Copy every line of the material below word for word, keeping each line separate.

* begin DATASET *

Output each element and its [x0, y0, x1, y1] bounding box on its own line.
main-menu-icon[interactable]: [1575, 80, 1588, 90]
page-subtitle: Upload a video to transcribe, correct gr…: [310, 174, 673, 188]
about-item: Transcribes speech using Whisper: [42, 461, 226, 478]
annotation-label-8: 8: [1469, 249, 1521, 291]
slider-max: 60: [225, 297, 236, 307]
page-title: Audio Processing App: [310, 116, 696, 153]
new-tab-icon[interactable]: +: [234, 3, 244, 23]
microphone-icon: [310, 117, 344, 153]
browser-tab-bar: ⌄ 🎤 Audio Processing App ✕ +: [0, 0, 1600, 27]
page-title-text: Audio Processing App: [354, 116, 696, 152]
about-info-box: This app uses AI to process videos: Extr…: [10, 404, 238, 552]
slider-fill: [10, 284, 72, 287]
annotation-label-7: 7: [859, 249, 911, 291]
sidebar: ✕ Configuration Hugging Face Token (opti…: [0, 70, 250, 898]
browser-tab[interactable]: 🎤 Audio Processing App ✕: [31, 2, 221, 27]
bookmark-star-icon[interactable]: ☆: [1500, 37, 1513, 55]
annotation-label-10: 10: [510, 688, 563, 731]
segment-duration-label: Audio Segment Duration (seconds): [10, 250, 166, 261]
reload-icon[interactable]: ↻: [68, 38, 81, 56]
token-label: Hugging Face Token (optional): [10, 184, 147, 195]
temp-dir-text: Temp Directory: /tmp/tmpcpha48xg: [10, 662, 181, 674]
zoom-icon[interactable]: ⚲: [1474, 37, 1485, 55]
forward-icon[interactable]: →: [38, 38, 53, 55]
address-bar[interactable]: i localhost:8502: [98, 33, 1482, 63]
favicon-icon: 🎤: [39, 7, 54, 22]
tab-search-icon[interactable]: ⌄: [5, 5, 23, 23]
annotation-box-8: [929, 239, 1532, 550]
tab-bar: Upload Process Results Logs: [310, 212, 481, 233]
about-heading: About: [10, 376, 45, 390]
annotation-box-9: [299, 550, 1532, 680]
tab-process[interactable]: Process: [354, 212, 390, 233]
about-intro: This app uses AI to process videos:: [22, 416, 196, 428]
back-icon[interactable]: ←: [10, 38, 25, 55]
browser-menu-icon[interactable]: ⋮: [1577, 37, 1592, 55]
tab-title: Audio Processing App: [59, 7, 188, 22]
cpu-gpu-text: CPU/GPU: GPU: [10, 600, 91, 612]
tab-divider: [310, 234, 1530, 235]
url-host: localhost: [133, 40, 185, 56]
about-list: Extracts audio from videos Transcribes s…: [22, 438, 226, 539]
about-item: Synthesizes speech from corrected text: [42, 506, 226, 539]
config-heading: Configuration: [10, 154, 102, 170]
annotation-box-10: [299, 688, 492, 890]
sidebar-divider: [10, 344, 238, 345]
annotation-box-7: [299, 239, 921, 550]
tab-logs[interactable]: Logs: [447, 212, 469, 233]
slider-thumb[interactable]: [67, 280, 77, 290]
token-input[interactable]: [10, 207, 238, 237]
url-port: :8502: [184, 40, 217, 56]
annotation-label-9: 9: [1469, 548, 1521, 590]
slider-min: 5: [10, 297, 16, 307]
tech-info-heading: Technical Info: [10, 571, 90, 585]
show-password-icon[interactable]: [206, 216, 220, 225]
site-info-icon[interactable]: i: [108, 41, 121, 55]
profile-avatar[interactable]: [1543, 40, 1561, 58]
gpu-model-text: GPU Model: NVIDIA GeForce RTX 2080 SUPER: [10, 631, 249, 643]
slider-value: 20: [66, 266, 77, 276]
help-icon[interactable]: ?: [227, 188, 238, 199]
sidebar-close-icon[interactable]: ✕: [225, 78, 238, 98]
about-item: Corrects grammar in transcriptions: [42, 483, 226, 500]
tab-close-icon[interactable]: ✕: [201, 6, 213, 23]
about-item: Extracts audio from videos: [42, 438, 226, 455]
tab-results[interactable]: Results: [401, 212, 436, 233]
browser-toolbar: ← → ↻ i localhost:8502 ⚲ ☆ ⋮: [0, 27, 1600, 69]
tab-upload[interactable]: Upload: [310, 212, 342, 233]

* end DATASET *

### RESULT OF THE TASK
Output each element and its [x0, y0, x1, y1] bounding box on its own line.
main-menu-icon[interactable]: [1575, 80, 1588, 90]
page-subtitle: Upload a video to transcribe, correct gr…: [310, 174, 673, 188]
about-item: Transcribes speech using Whisper: [42, 461, 226, 478]
annotation-label-8: 8: [1469, 249, 1521, 291]
slider-max: 60: [225, 297, 236, 307]
page-title: Audio Processing App: [310, 116, 696, 153]
new-tab-icon[interactable]: +: [234, 3, 244, 23]
microphone-icon: [310, 117, 344, 153]
browser-tab-bar: ⌄ 🎤 Audio Processing App ✕ +: [0, 0, 1600, 27]
page-title-text: Audio Processing App: [354, 116, 696, 152]
about-info-box: This app uses AI to process videos: Extr…: [10, 404, 238, 552]
slider-fill: [10, 284, 72, 287]
annotation-label-7: 7: [859, 249, 911, 291]
sidebar: ✕ Configuration Hugging Face Token (opti…: [0, 70, 250, 898]
browser-tab[interactable]: 🎤 Audio Processing App ✕: [31, 2, 221, 27]
bookmark-star-icon[interactable]: ☆: [1500, 37, 1513, 55]
annotation-label-10: 10: [510, 688, 563, 731]
segment-duration-label: Audio Segment Duration (seconds): [10, 250, 166, 261]
reload-icon[interactable]: ↻: [68, 38, 81, 56]
token-label: Hugging Face Token (optional): [10, 184, 147, 195]
temp-dir-text: Temp Directory: /tmp/tmpcpha48xg: [10, 662, 181, 674]
zoom-icon[interactable]: ⚲: [1474, 37, 1485, 55]
forward-icon[interactable]: →: [38, 38, 53, 55]
address-bar[interactable]: i localhost:8502: [98, 33, 1482, 63]
favicon-icon: 🎤: [39, 7, 54, 22]
tab-search-icon[interactable]: ⌄: [5, 5, 23, 23]
annotation-box-8: [929, 239, 1532, 550]
tab-bar: Upload Process Results Logs: [310, 212, 481, 233]
about-heading: About: [10, 376, 45, 390]
annotation-box-9: [299, 550, 1532, 680]
tab-process[interactable]: Process: [354, 212, 390, 233]
about-intro: This app uses AI to process videos:: [22, 416, 196, 428]
back-icon[interactable]: ←: [10, 38, 25, 55]
browser-menu-icon[interactable]: ⋮: [1577, 37, 1592, 55]
tab-title: Audio Processing App: [59, 7, 188, 22]
cpu-gpu-text: CPU/GPU: GPU: [10, 600, 91, 612]
tab-divider: [310, 234, 1530, 235]
url-host: localhost: [133, 40, 185, 56]
about-list: Extracts audio from videos Transcribes s…: [22, 438, 226, 539]
about-item: Synthesizes speech from corrected text: [42, 506, 226, 539]
config-heading: Configuration: [10, 154, 102, 170]
annotation-box-10: [299, 688, 492, 890]
sidebar-divider: [10, 344, 238, 345]
annotation-box-7: [299, 239, 921, 550]
tab-logs[interactable]: Logs: [447, 212, 469, 233]
slider-thumb[interactable]: [67, 280, 77, 290]
token-input[interactable]: [10, 207, 238, 237]
url-port: :8502: [184, 40, 217, 56]
annotation-label-9: 9: [1469, 548, 1521, 590]
slider-min: 5: [10, 297, 16, 307]
tech-info-heading: Technical Info: [10, 571, 90, 585]
show-password-icon[interactable]: [206, 216, 220, 225]
site-info-icon[interactable]: i: [108, 41, 121, 55]
profile-avatar[interactable]: [1543, 40, 1561, 58]
gpu-model-text: GPU Model: NVIDIA GeForce RTX 2080 SUPER: [10, 631, 249, 643]
slider-value: 20: [66, 266, 77, 276]
help-icon[interactable]: ?: [227, 188, 238, 199]
sidebar-close-icon[interactable]: ✕: [225, 78, 238, 98]
about-item: Corrects grammar in transcriptions: [42, 483, 226, 500]
tab-close-icon[interactable]: ✕: [201, 6, 213, 23]
about-item: Extracts audio from videos: [42, 438, 226, 455]
tab-results[interactable]: Results: [401, 212, 436, 233]
browser-toolbar: ← → ↻ i localhost:8502 ⚲ ☆ ⋮: [0, 27, 1600, 69]
tab-upload[interactable]: Upload: [310, 212, 342, 233]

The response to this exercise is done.